### Short exercise
Quote, without change, all of the lines that follow.

Collection entries
---+---

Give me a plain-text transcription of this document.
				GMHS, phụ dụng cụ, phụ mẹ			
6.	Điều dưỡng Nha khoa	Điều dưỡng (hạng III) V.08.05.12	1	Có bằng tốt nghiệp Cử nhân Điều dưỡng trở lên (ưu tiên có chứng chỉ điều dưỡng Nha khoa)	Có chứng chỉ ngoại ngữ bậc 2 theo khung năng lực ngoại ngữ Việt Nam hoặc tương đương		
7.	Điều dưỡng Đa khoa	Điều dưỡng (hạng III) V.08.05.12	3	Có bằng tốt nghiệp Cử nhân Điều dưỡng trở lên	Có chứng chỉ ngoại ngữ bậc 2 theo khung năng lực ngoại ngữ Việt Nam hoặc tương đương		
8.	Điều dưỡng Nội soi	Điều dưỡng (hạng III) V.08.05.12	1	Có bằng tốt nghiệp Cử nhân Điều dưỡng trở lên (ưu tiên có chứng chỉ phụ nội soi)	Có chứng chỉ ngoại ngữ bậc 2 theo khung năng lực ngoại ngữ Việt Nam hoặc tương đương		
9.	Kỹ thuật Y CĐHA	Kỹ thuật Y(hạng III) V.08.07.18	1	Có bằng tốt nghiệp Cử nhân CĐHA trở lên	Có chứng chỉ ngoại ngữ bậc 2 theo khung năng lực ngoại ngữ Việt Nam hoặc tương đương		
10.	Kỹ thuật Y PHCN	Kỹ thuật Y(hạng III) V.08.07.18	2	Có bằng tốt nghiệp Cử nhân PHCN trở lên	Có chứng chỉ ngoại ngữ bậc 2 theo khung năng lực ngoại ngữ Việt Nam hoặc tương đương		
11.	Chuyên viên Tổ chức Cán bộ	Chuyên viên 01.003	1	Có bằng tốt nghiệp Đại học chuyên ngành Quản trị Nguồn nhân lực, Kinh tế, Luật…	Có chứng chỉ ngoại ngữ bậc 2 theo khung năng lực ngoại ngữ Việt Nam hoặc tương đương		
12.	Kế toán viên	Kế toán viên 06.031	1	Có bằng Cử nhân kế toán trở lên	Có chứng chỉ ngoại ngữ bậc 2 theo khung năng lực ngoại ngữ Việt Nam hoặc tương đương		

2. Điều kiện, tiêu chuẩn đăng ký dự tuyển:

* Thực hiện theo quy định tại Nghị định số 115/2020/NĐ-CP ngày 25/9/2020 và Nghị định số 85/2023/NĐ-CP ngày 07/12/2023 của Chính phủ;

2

---+---

### The result
Give me a plain-text transcription of this document.
				GMHS, phụ dụng cụ, phụ mẹ			
6.	Điều dưỡng Nha khoa	Điều dưỡng (hạng III) V.08.05.12	1	Có bằng tốt nghiệp Cử nhân Điều dưỡng trở lên (ưu tiên có chứng chỉ điều dưỡng Nha khoa)	Có chứng chỉ ngoại ngữ bậc 2 theo khung năng lực ngoại ngữ Việt Nam hoặc tương đương		
7.	Điều dưỡng Đa khoa	Điều dưỡng (hạng III) V.08.05.12	3	Có bằng tốt nghiệp Cử nhân Điều dưỡng trở lên	Có chứng chỉ ngoại ngữ bậc 2 theo khung năng lực ngoại ngữ Việt Nam hoặc tương đương		
8.	Điều dưỡng Nội soi	Điều dưỡng (hạng III) V.08.05.12	1	Có bằng tốt nghiệp Cử nhân Điều dưỡng trở lên (ưu tiên có chứng chỉ phụ nội soi)	Có chứng chỉ ngoại ngữ bậc 2 theo khung năng lực ngoại ngữ Việt Nam hoặc tương đương		
9.	Kỹ thuật Y CĐHA	Kỹ thuật Y(hạng III) V.08.07.18	1	Có bằng tốt nghiệp Cử nhân CĐHA trở lên	Có chứng chỉ ngoại ngữ bậc 2 theo khung năng lực ngoại ngữ Việt Nam hoặc tương đương		
10.	Kỹ thuật Y PHCN	Kỹ thuật Y(hạng III) V.08.07.18	2	Có bằng tốt nghiệp Cử nhân PHCN trở lên	Có chứng chỉ ngoại ngữ bậc 2 theo khung năng lực ngoại ngữ Việt Nam hoặc tương đương		
11.	Chuyên viên Tổ chức Cán bộ	Chuyên viên 01.003	1	Có bằng tốt nghiệp Đại học chuyên ngành Quản trị Nguồn nhân lực, Kinh tế, Luật…	Có chứng chỉ ngoại ngữ bậc 2 theo khung năng lực ngoại ngữ Việt Nam hoặc tương đương		
12.	Kế toán viên	Kế toán viên 06.031	1	Có bằng Cử nhân kế toán trở lên	Có chứng chỉ ngoại ngữ bậc 2 theo khung năng lực ngoại ngữ Việt Nam hoặc tương đương		

2. Điều kiện, tiêu chuẩn đăng ký dự tuyển:

* Thực hiện theo quy định tại Nghị định số 115/2020/NĐ-CP ngày 25/9/2020 và Nghị định số 85/2023/NĐ-CP ngày 07/12/2023 của Chính phủ;

2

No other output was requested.